Stored data entries:
____________________

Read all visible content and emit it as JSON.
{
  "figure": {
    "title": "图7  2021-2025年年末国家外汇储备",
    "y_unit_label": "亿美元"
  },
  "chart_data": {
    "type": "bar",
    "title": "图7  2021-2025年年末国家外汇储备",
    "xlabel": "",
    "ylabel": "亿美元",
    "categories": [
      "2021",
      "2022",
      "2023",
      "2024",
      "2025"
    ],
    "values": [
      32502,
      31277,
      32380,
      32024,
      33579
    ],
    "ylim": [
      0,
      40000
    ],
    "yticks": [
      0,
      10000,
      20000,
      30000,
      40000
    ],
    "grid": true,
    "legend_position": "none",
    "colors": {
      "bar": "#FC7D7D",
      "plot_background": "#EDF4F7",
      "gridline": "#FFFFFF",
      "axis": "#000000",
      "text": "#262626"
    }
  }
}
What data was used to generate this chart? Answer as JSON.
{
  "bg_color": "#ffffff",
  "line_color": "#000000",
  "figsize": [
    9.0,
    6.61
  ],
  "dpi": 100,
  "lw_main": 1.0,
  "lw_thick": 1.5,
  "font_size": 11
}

____________________

## WHAT NEEDS TO BE DONE
Report the number of lines holding the string "JSON", without any other words.

## SOLUTION FOR THIS PROBLEM
2